What I enjoy about these tools is I can "enqueue" a request, let the AI go work on it while I do something else (usually answer Slack, work on a doc, or have AI write SQL for a report), and then come back and see what it's done. It lowers the friction to get in the flow because I don't have to load the context into my brain.
Now if AI goes off the rails it does present some friction for me to load the context myself and start rooting around in what it's done, but there's already been some prior exploration so I can in the flow a bit faster.
It's also great for language processing. If I have a blob of text I want to extract certain fields/patterns out of I can just put it in a file and tell AI to grab the parts I'm interested in by giving it an example.
Plan, then Do
We recently got access to Cline at work which seems to be very popular outside of the Amazon bubble. I've played with it for one or two changes and it seems nice. I'm not a VSCode guy so that presents friction for me, but I like the plan/act cycle.
That seems to be a pattern internally that people have adopted which works very well. First you go jot down your basic idea; then you go back and forth with the AI (Q/Claude/Cline Plan mode) for a bit to get a plan; then you start doing.
I like having Q or Claude Code write the plan down into a directory. I'll say "Great, write this plan into planning/this-feature-plan.md in a way that a dev can execute". Then I'll say "Read this plan and do the first item". If you can distill the essence of the codebase down into a file or two as well that helps as well. Keeping the AI focused by continually reiterating "Read the plan and do number 2" seems to be very successful.
Cline has its Plan mode and I don't have a good intuition yet for how focused the AI can stay with all of the context in Plan. I'll probably continue to use it for the next week or two and see.

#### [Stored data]
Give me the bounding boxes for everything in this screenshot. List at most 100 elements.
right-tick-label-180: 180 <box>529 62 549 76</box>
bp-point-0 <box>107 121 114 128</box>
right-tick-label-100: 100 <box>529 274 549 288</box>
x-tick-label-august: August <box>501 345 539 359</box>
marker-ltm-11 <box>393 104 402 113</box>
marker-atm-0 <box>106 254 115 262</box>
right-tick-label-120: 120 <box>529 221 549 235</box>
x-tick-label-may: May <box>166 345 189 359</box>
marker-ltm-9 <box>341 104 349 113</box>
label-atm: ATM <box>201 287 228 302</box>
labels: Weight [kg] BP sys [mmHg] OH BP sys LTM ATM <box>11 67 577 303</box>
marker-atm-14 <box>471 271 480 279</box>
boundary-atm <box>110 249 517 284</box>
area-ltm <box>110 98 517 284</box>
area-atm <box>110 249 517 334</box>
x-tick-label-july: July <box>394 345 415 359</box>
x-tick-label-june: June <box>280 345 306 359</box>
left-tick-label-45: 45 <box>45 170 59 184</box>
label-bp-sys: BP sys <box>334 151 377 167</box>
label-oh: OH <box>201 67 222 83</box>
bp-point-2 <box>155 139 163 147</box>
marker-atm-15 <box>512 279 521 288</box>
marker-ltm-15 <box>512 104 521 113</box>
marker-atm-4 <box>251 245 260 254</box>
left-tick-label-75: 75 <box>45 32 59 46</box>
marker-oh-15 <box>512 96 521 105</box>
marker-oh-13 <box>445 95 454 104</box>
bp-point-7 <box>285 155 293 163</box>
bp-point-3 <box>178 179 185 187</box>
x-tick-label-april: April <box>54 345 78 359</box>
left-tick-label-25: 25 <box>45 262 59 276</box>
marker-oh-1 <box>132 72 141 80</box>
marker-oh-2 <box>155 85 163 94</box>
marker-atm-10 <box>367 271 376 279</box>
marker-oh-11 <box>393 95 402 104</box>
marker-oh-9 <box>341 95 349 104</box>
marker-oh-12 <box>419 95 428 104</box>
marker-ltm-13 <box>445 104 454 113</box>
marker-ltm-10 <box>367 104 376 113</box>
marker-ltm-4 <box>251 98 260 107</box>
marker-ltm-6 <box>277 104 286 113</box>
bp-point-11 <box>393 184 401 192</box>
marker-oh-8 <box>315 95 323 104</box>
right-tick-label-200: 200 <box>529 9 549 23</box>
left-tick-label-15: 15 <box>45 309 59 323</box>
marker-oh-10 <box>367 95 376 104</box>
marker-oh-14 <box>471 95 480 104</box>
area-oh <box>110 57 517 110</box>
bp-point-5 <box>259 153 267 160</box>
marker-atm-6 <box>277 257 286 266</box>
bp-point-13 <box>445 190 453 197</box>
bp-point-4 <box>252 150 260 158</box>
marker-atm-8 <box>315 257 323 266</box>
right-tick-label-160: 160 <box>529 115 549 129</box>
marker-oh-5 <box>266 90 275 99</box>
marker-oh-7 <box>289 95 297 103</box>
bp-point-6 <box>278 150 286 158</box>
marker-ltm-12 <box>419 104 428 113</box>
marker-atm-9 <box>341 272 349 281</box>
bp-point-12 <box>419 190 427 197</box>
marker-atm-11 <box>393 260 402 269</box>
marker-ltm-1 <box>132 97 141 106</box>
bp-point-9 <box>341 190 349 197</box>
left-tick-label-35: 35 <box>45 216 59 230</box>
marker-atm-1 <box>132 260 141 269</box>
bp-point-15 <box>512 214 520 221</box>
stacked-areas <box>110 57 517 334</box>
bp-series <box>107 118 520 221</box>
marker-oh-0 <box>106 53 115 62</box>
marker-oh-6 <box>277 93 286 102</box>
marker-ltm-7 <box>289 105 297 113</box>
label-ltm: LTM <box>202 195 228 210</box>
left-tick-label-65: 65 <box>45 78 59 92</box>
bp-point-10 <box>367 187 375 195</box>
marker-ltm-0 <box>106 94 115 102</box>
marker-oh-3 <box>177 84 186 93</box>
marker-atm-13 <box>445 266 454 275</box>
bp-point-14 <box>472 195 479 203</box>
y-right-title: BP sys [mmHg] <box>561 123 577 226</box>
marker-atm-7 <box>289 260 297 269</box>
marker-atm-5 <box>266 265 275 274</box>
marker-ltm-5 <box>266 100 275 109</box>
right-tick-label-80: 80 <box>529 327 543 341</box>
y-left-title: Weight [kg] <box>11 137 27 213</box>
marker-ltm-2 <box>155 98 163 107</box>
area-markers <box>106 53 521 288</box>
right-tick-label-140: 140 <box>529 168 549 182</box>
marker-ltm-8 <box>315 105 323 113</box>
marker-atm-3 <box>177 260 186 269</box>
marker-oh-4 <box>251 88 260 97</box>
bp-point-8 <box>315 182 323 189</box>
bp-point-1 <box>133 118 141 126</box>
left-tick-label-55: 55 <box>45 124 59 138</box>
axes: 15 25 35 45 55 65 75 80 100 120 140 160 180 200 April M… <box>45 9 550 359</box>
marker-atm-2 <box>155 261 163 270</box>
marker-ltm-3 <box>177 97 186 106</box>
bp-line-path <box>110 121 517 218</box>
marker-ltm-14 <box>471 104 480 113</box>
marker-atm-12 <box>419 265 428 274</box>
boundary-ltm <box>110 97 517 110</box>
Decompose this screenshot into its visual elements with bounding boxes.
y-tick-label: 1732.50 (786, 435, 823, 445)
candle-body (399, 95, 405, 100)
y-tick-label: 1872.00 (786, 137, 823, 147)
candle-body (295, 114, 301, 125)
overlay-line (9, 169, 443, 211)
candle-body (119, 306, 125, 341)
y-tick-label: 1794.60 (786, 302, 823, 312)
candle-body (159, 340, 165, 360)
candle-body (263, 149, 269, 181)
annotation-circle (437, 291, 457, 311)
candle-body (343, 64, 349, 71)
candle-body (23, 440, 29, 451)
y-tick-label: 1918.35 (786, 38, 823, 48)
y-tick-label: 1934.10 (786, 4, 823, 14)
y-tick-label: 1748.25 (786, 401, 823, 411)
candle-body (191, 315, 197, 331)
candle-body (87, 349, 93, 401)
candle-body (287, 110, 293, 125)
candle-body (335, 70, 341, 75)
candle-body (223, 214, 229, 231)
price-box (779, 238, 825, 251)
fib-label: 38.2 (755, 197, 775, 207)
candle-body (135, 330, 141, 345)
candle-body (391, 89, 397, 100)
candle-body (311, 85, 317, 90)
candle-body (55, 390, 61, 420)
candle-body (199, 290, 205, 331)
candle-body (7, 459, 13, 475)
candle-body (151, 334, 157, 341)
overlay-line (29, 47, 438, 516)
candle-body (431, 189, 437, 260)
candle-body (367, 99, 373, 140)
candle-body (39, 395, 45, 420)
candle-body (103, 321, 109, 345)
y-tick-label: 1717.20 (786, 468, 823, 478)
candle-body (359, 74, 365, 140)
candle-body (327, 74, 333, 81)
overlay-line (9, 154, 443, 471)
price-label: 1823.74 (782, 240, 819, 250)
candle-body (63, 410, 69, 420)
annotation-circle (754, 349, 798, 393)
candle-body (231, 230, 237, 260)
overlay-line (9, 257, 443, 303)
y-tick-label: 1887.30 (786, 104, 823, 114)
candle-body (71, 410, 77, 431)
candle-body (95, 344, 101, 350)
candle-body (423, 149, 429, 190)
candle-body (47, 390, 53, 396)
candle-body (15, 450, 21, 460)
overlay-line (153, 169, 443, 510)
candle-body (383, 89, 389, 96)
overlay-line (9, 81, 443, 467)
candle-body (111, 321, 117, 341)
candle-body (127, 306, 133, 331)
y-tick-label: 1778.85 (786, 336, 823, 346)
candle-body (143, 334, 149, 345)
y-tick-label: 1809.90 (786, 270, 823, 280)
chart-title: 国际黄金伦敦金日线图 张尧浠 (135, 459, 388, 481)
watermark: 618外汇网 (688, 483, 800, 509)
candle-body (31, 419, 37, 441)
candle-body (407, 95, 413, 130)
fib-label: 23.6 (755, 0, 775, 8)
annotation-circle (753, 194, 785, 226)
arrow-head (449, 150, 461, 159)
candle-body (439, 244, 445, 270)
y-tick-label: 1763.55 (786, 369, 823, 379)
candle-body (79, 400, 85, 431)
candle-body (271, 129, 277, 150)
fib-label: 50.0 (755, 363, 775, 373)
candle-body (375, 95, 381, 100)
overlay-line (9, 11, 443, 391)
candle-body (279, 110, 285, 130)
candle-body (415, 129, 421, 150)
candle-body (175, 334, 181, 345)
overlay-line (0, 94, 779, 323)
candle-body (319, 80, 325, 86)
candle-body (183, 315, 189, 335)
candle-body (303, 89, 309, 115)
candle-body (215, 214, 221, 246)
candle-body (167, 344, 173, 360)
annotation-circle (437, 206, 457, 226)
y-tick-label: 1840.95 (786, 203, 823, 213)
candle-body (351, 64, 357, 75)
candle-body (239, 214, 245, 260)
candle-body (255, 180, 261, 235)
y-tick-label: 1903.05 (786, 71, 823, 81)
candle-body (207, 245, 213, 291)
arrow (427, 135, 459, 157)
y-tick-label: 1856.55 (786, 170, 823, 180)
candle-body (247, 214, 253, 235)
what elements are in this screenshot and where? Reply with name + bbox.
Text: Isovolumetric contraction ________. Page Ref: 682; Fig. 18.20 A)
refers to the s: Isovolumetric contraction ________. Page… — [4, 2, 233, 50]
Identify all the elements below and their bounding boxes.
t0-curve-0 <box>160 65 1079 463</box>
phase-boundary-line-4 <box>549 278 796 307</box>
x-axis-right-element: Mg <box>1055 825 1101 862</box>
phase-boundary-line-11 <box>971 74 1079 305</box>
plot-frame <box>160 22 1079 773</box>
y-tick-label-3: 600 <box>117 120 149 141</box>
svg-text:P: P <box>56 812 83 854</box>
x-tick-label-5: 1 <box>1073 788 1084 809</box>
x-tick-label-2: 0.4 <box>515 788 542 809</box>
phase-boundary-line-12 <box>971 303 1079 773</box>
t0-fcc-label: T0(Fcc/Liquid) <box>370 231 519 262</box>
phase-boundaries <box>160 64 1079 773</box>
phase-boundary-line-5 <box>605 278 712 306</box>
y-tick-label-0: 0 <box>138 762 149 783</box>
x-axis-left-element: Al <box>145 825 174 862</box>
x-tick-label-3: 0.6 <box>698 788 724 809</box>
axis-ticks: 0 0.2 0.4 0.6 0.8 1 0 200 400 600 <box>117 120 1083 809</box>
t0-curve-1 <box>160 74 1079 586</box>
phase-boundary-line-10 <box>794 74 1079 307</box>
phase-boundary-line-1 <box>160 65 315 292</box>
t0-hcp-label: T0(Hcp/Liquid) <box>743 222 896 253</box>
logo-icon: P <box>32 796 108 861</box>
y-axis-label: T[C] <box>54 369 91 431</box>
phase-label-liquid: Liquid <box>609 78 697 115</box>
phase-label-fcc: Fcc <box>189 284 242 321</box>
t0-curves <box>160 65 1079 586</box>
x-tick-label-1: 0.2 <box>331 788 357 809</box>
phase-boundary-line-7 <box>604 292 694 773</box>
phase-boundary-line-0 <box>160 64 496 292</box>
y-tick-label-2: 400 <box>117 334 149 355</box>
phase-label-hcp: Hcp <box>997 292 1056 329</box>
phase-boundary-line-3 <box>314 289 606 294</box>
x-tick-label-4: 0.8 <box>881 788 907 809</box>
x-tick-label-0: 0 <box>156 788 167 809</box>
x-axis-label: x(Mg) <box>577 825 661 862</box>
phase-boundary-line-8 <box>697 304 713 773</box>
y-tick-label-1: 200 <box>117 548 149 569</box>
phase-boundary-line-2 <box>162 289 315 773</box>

#### [Brief 1]
Revise the passage on AI coding tools, everything from "Plan, then Do" down to "you start doing.", so that "friction" is replaced by "resistance".
#### [Brief 2]
Say whether each statement agrees with the passage on AI coding tools, answering yes or no and quoting the words that decide it: (a) The writer regularly works in VSCode. (b) The writer has Q or Claude Code save the plan in a directory. (c) The writer has used Cline for many months.

#### [Output 1]
Plan, then Do
We recently got access to Cline at work which seems to be very popular outside of the Amazon bubble. I've played with it for one or two changes and it seems nice. I'm not a VSCode guy so that presents resistance for me, but I like the plan/act cycle.
That seems to be a pattern internally that people have adopted which works very well. First you go jot down your basic idea; then you go back and forth with the AI (Q/Claude/Cline Plan mode) for a bit to get a plan; then you start doing.

#### [Output 2]
(a) No: "I'm not a VSCode guy so that presents friction for me"
(b) Yes: "I like having Q or Claude Code write the plan down into a directory."
(c) No: "I've played with it for one or two changes"